WHAT YOU WILL DO »
Extract all lines that hold "have" from the records below.

◇ ◇ ◇ ◇ ◇

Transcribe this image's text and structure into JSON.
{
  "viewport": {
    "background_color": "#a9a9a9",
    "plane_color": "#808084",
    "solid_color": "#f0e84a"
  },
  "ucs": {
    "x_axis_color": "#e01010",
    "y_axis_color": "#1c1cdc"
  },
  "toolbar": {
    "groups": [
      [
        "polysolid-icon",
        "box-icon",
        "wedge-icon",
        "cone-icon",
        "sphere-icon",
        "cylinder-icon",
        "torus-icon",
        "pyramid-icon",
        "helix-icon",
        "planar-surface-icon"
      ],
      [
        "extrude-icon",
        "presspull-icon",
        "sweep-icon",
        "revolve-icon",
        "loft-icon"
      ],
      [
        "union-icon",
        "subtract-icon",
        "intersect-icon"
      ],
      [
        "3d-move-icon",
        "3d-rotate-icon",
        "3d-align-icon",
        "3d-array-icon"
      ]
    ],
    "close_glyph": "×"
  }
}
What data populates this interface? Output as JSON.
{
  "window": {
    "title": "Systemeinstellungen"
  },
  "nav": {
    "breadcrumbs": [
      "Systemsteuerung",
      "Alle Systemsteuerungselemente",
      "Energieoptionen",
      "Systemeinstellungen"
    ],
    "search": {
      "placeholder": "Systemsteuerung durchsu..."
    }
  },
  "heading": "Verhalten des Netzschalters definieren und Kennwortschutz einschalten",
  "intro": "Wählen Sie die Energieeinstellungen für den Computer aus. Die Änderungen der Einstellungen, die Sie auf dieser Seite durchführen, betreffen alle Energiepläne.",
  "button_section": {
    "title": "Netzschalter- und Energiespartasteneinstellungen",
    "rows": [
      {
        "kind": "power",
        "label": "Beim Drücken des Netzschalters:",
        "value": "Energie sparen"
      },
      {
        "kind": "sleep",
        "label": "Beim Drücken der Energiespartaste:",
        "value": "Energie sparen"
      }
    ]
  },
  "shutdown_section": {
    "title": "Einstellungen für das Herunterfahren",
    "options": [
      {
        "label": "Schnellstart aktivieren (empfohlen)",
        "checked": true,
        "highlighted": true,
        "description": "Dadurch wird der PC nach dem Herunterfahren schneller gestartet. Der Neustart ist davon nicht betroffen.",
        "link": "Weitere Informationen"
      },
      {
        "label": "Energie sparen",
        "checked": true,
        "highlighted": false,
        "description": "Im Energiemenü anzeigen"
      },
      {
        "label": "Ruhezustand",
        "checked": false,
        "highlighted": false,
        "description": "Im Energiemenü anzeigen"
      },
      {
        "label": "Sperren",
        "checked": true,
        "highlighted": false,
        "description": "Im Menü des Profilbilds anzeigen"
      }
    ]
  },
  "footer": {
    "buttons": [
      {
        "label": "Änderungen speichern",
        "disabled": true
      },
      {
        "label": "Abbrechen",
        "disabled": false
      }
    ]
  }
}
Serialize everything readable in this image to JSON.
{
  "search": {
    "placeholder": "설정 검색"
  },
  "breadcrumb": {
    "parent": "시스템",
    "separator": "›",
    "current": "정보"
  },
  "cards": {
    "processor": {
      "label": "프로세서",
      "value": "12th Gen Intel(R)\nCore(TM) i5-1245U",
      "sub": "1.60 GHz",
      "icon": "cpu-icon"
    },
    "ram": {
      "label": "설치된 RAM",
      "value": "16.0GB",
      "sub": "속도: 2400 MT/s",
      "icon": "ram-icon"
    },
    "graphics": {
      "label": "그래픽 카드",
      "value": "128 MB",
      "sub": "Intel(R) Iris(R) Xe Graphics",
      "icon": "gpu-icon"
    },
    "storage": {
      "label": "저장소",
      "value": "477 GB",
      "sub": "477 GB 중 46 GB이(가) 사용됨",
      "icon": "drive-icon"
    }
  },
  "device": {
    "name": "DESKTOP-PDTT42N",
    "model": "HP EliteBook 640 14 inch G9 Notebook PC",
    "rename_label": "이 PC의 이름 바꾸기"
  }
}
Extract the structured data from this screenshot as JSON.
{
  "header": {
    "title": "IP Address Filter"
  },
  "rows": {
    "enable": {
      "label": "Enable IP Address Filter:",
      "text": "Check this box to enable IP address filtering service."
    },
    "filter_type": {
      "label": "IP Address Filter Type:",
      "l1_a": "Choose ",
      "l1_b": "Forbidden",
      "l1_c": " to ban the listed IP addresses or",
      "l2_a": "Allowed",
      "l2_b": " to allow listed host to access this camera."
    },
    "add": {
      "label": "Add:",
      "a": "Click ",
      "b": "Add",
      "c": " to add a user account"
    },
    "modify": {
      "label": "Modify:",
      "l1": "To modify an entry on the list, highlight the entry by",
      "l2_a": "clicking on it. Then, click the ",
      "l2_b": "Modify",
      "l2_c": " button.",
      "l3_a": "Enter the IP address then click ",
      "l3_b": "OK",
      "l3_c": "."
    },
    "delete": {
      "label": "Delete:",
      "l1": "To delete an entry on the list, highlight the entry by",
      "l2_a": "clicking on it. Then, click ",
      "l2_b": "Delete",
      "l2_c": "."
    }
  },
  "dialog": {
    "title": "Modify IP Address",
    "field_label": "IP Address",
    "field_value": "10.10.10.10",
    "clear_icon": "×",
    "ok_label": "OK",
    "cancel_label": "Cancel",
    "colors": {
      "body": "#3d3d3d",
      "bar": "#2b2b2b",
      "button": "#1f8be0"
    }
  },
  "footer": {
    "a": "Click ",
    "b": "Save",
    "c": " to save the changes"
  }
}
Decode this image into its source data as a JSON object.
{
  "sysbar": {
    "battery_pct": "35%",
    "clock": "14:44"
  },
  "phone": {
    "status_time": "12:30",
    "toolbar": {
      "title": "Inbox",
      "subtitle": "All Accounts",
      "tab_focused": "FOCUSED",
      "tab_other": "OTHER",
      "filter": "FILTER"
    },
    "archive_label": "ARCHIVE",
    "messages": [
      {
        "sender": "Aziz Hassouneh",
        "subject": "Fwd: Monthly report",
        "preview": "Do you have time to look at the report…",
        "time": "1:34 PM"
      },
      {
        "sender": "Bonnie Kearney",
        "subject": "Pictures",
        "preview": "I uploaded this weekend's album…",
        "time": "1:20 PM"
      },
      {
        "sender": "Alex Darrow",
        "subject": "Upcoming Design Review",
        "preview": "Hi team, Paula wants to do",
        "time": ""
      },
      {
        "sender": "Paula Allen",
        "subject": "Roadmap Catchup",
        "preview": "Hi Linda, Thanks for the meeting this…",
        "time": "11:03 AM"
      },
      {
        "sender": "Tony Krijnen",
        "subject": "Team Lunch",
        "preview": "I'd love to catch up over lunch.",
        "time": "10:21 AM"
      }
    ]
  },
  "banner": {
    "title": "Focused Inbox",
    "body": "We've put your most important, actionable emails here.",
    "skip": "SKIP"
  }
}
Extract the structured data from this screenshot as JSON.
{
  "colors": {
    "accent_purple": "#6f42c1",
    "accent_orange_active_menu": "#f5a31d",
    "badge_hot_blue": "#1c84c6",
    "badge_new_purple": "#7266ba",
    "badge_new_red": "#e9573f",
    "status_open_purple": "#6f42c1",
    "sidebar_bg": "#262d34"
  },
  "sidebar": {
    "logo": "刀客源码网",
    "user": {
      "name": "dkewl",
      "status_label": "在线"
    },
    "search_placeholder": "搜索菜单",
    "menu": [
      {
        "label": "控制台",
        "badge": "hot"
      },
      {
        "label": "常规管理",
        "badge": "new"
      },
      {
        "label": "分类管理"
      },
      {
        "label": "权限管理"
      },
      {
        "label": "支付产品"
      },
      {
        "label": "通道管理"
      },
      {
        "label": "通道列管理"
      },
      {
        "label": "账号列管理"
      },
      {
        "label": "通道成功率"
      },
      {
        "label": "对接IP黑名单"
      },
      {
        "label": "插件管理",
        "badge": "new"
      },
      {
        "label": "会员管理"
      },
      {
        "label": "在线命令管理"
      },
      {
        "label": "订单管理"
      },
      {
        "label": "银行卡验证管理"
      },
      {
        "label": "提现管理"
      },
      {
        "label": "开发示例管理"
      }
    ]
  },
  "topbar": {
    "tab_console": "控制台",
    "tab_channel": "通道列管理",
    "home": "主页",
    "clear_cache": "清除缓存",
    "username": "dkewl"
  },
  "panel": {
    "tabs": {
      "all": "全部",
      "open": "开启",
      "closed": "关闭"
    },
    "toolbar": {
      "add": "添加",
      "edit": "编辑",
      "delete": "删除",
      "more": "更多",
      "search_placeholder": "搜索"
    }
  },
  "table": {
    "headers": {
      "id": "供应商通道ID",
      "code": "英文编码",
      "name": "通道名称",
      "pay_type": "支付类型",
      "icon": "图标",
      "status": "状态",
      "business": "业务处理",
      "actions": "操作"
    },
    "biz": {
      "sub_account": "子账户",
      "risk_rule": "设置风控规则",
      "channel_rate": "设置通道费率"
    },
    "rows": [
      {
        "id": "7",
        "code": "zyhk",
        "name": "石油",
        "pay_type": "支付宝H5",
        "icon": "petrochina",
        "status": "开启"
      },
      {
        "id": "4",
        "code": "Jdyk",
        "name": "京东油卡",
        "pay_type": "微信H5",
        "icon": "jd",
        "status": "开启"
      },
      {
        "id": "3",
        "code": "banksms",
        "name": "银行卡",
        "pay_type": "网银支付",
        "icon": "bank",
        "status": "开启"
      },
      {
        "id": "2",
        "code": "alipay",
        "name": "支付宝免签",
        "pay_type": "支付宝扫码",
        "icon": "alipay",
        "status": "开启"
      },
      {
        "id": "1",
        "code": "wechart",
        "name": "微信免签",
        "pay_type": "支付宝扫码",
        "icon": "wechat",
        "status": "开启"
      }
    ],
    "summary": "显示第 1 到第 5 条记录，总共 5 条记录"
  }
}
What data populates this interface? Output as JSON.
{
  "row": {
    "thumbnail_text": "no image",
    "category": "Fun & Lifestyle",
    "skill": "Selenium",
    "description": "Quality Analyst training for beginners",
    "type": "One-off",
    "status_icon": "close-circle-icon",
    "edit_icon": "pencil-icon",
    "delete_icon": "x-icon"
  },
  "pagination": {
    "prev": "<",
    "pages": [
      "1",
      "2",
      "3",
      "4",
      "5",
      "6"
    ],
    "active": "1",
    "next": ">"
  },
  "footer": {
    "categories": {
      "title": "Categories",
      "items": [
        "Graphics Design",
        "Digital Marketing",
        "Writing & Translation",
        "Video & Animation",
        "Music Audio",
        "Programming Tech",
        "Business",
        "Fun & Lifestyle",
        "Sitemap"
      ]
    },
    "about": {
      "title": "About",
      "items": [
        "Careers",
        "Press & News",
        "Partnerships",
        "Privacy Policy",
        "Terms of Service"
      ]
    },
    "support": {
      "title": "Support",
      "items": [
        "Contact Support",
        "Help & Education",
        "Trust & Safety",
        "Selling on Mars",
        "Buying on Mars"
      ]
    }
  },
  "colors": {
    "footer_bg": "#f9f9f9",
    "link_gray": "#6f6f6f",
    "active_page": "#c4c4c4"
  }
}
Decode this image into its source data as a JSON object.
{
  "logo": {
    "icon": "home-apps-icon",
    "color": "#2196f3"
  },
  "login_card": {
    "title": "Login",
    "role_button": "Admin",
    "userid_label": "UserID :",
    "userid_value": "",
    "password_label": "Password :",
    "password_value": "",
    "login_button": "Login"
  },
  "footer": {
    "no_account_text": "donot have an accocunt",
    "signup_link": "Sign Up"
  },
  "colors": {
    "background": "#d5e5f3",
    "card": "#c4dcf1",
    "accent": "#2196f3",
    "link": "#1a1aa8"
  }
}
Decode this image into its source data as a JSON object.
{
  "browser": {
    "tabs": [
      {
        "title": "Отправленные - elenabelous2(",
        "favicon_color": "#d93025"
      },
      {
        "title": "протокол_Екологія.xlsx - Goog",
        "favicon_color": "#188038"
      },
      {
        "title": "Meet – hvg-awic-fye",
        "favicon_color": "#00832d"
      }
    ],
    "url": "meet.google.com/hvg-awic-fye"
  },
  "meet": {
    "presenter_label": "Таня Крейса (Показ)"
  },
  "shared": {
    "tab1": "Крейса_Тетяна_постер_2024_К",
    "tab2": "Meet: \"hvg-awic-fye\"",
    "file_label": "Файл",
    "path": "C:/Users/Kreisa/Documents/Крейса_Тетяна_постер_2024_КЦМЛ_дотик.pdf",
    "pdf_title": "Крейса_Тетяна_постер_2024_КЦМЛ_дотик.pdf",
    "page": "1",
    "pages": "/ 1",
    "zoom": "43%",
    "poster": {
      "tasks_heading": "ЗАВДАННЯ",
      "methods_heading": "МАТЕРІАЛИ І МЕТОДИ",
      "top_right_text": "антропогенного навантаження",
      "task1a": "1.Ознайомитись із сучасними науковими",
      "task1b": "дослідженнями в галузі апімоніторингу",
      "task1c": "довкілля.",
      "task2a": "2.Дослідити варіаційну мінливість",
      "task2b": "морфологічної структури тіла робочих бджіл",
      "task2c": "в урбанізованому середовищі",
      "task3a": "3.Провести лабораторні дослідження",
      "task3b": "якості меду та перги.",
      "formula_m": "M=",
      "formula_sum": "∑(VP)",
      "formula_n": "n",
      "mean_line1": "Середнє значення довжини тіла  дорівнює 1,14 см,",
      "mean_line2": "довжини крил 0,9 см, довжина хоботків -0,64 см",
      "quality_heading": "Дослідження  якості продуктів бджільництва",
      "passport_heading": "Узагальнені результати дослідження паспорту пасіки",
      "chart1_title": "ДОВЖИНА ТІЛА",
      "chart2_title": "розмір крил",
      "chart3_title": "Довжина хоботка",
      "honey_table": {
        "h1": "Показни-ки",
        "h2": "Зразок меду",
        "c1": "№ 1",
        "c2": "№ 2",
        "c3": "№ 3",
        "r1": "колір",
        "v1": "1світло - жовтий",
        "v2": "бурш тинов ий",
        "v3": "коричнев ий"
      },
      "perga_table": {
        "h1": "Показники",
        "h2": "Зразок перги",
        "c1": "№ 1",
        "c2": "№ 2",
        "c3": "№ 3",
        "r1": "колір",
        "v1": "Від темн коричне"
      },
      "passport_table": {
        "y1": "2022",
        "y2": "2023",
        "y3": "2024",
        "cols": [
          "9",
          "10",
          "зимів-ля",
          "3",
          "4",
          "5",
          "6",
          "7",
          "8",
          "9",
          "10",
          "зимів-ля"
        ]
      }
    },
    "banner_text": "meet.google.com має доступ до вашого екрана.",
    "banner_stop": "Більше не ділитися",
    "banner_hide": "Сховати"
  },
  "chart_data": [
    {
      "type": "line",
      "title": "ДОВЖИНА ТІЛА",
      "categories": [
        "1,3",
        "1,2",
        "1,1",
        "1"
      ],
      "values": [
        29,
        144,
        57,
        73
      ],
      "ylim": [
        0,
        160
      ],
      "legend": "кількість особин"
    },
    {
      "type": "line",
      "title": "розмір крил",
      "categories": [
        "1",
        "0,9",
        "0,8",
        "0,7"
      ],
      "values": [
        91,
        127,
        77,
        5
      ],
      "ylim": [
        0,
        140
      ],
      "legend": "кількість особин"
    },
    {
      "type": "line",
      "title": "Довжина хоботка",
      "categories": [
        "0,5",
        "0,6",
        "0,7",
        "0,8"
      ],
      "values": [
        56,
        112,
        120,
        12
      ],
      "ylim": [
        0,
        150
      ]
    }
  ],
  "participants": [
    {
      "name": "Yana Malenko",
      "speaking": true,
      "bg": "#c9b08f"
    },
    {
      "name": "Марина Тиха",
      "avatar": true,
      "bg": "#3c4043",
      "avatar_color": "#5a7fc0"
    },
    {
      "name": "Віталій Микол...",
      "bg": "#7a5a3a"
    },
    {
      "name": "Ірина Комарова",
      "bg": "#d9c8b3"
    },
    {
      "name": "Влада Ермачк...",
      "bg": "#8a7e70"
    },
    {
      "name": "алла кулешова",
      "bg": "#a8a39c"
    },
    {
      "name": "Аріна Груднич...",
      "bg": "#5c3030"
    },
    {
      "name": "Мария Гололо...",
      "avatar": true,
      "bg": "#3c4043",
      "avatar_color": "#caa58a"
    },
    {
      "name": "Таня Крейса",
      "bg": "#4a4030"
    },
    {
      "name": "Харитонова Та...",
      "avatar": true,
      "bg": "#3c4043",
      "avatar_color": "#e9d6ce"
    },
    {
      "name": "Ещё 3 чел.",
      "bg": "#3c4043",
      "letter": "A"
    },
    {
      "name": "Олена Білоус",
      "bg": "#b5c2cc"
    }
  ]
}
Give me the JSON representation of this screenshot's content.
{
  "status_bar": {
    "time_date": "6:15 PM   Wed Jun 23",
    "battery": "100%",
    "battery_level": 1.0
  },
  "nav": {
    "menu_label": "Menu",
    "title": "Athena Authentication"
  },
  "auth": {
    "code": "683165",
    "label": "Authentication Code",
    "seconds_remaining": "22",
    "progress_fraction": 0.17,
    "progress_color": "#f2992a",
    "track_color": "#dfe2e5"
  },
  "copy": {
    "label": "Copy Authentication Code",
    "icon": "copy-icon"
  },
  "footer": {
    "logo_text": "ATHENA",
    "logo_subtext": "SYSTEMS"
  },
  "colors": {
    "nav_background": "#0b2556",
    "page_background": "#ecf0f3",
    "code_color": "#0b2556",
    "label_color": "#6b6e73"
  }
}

◇ ◇ ◇ ◇ ◇

RESPONSE »
        "preview": "Do you have time to look at the report…",
    "no_account_text": "donot have an accocunt",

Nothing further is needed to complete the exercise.